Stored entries
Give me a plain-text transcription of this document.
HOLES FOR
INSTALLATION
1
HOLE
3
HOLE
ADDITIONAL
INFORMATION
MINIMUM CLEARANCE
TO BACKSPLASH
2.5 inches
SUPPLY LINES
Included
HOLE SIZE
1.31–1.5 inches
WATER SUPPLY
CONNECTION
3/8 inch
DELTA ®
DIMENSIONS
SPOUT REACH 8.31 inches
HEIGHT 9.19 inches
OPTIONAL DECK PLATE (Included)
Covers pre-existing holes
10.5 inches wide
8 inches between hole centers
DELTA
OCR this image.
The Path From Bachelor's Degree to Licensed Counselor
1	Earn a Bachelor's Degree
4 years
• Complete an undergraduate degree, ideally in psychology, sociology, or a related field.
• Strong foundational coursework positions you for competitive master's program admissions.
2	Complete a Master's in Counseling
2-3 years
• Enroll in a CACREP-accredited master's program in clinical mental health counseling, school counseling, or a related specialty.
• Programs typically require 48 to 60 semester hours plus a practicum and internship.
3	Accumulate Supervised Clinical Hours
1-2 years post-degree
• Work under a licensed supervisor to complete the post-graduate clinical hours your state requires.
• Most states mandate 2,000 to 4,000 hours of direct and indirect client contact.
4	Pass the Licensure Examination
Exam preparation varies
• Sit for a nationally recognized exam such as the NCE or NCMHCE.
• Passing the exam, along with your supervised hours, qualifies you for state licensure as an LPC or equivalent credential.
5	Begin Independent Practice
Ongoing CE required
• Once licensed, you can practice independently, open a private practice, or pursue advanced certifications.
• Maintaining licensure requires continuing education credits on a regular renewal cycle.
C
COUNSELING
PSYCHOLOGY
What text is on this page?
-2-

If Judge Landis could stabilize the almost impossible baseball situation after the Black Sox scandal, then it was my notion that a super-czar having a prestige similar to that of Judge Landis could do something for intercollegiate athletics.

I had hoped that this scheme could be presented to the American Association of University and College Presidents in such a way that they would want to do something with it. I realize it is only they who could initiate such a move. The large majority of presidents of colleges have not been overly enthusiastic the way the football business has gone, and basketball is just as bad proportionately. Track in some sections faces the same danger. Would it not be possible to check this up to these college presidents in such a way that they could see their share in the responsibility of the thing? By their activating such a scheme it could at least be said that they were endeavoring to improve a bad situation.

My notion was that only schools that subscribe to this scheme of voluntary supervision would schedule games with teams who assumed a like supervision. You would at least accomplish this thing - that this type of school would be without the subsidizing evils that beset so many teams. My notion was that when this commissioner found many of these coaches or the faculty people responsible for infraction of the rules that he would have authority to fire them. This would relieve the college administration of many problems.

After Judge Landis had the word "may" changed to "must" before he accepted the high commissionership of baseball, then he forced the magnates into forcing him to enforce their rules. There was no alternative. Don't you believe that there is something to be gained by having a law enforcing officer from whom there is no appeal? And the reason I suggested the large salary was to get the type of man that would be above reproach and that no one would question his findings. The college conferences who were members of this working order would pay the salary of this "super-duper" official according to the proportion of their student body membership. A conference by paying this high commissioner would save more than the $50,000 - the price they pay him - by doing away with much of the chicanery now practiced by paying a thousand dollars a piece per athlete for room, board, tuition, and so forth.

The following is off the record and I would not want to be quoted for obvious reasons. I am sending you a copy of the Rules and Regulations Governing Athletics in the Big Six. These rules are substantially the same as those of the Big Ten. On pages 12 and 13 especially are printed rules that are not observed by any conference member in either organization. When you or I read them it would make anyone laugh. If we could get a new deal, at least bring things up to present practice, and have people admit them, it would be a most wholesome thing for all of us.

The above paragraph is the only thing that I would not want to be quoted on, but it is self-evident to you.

### Instruction
Look through the data above. Find each line with the string "conference" and copy it.

### Response to this exercise
After Judge Landis had the word "may" changed to "must" before he accepted the high commissionership of baseball, then he forced the magnates into forcing him to enforce their rules. There was no alternative. Don't you believe that there is something to be gained by having a law enforcing officer from whom there is no appeal? And the reason I suggested the large salary was to get the type of man that would be above reproach and that no one would question his findings. The college conferences who were members of this working order would pay the salary of this "super-duper" official according to the proportion of their student body membership. A conference by paying this high commissioner would save more than the $50,000 - the price they pay him - by doing away with much of the chicanery now practiced by paying a thousand dollars a piece per athlete for room, board, tuition, and so forth.
The following is off the record and I would not want to be quoted for obvious reasons. I am sending you a copy of the Rules and Regulations Governing Athletics in the Big Six. These rules are substantially the same as those of the Big Ten. On pages 12 and 13 especially are printed rules that are not observed by any conference member in either organization. When you or I read them it would make anyone laugh. If we could get a new deal, at least bring things up to present practice, and have people admit them, it would be a most wholesome thing for all of us.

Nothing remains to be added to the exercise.